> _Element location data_
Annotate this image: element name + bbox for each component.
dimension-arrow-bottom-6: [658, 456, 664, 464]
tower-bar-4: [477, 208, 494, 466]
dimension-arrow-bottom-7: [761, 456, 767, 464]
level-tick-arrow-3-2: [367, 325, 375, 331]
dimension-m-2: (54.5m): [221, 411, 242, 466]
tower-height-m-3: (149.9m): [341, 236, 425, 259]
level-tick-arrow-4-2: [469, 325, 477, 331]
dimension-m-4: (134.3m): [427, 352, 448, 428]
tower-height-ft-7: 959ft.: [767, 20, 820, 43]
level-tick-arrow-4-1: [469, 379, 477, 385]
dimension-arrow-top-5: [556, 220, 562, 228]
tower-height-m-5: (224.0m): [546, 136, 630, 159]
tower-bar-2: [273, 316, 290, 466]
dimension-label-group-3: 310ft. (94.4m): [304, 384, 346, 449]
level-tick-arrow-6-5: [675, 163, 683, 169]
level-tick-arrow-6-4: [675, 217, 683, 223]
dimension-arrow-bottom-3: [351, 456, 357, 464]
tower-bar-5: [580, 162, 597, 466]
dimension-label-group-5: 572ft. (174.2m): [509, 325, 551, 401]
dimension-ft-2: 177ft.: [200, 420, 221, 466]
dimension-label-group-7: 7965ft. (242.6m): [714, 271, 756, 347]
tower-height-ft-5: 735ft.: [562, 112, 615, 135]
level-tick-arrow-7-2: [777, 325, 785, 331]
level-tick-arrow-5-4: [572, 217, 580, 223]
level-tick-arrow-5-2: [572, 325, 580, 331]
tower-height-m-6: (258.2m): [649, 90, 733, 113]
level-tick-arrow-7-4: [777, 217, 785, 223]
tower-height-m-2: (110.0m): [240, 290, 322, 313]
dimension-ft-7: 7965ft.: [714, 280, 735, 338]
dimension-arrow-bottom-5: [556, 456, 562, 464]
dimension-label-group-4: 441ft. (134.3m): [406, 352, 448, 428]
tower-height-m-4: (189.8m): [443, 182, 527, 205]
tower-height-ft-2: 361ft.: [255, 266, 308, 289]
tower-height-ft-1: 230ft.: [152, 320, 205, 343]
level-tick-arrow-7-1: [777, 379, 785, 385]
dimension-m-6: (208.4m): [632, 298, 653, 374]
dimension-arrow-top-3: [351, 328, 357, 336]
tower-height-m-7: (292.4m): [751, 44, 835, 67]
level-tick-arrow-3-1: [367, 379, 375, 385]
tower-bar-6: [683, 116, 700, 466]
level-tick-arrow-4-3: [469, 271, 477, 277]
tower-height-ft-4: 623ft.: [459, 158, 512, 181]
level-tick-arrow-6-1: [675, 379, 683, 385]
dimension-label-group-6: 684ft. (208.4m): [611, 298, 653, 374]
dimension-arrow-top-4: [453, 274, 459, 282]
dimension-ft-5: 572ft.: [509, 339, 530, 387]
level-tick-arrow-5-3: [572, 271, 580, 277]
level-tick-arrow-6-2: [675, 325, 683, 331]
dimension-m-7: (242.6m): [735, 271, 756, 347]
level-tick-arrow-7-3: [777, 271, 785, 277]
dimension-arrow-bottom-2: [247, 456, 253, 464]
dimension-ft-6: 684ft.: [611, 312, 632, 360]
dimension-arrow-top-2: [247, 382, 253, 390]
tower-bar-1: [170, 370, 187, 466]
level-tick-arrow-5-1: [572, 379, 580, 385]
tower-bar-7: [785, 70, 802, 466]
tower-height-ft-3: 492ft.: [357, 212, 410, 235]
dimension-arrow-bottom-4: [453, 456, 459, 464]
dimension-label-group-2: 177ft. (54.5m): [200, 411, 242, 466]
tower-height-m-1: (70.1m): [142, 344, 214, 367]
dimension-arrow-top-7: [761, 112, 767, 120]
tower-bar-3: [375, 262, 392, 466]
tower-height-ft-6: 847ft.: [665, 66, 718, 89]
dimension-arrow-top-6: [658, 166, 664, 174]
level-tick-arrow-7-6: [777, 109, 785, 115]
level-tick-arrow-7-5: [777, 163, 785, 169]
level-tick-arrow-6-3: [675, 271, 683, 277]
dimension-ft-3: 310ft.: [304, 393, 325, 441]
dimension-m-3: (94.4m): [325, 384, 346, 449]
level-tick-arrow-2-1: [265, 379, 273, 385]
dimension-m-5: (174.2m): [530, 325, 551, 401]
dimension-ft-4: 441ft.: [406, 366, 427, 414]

> _Exercise_
Rewrite the records above, replacing every occurrence of "tower-bar" with "tower-column" and leaving all other text unchanged.

> _The solution_
Annotate this image: element name + bbox for each component.
dimension-arrow-bottom-6: [658, 456, 664, 464]
tower-column-4: [477, 208, 494, 466]
dimension-arrow-bottom-7: [761, 456, 767, 464]
level-tick-arrow-3-2: [367, 325, 375, 331]
dimension-m-2: (54.5m): [221, 411, 242, 466]
tower-height-m-3: (149.9m): [341, 236, 425, 259]
level-tick-arrow-4-2: [469, 325, 477, 331]
dimension-m-4: (134.3m): [427, 352, 448, 428]
tower-height-ft-7: 959ft.: [767, 20, 820, 43]
level-tick-arrow-4-1: [469, 379, 477, 385]
dimension-arrow-top-5: [556, 220, 562, 228]
tower-height-m-5: (224.0m): [546, 136, 630, 159]
tower-column-2: [273, 316, 290, 466]
dimension-label-group-3: 310ft. (94.4m): [304, 384, 346, 449]
level-tick-arrow-6-5: [675, 163, 683, 169]
level-tick-arrow-6-4: [675, 217, 683, 223]
dimension-arrow-bottom-3: [351, 456, 357, 464]
tower-column-5: [580, 162, 597, 466]
dimension-label-group-5: 572ft. (174.2m): [509, 325, 551, 401]
dimension-ft-2: 177ft.: [200, 420, 221, 466]
dimension-label-group-7: 7965ft. (242.6m): [714, 271, 756, 347]
tower-height-ft-5: 735ft.: [562, 112, 615, 135]
level-tick-arrow-7-2: [777, 325, 785, 331]
level-tick-arrow-5-4: [572, 217, 580, 223]
level-tick-arrow-5-2: [572, 325, 580, 331]
tower-height-m-6: (258.2m): [649, 90, 733, 113]
level-tick-arrow-7-4: [777, 217, 785, 223]
tower-height-m-2: (110.0m): [240, 290, 322, 313]
dimension-ft-7: 7965ft.: [714, 280, 735, 338]
dimension-arrow-bottom-5: [556, 456, 562, 464]
dimension-label-group-4: 441ft. (134.3m): [406, 352, 448, 428]
tower-height-m-4: (189.8m): [443, 182, 527, 205]
tower-height-ft-2: 361ft.: [255, 266, 308, 289]
tower-height-ft-1: 230ft.: [152, 320, 205, 343]
level-tick-arrow-7-1: [777, 379, 785, 385]
dimension-m-6: (208.4m): [632, 298, 653, 374]
dimension-arrow-top-3: [351, 328, 357, 336]
tower-height-m-7: (292.4m): [751, 44, 835, 67]
level-tick-arrow-3-1: [367, 379, 375, 385]
tower-column-6: [683, 116, 700, 466]
level-tick-arrow-4-3: [469, 271, 477, 277]
tower-height-ft-4: 623ft.: [459, 158, 512, 181]
level-tick-arrow-6-1: [675, 379, 683, 385]
dimension-label-group-6: 684ft. (208.4m): [611, 298, 653, 374]
dimension-arrow-top-4: [453, 274, 459, 282]
dimension-ft-5: 572ft.: [509, 339, 530, 387]
level-tick-arrow-5-3: [572, 271, 580, 277]
level-tick-arrow-6-2: [675, 325, 683, 331]
dimension-m-7: (242.6m): [735, 271, 756, 347]
level-tick-arrow-7-3: [777, 271, 785, 277]
dimension-arrow-bottom-2: [247, 456, 253, 464]
dimension-ft-6: 684ft.: [611, 312, 632, 360]
dimension-arrow-top-2: [247, 382, 253, 390]
tower-column-1: [170, 370, 187, 466]
level-tick-arrow-5-1: [572, 379, 580, 385]
tower-column-7: [785, 70, 802, 466]
tower-height-ft-3: 492ft.: [357, 212, 410, 235]
dimension-arrow-bottom-4: [453, 456, 459, 464]
dimension-label-group-2: 177ft. (54.5m): [200, 411, 242, 466]
tower-height-m-1: (70.1m): [142, 344, 214, 367]
dimension-arrow-top-7: [761, 112, 767, 120]
tower-column-3: [375, 262, 392, 466]
tower-height-ft-6: 847ft.: [665, 66, 718, 89]
dimension-arrow-top-6: [658, 166, 664, 174]
level-tick-arrow-7-6: [777, 109, 785, 115]
level-tick-arrow-7-5: [777, 163, 785, 169]
level-tick-arrow-6-3: [675, 271, 683, 277]
dimension-ft-3: 310ft.: [304, 393, 325, 441]
dimension-m-3: (94.4m): [325, 384, 346, 449]
level-tick-arrow-2-1: [265, 379, 273, 385]
dimension-m-5: (174.2m): [530, 325, 551, 401]
dimension-ft-4: 441ft.: [406, 366, 427, 414]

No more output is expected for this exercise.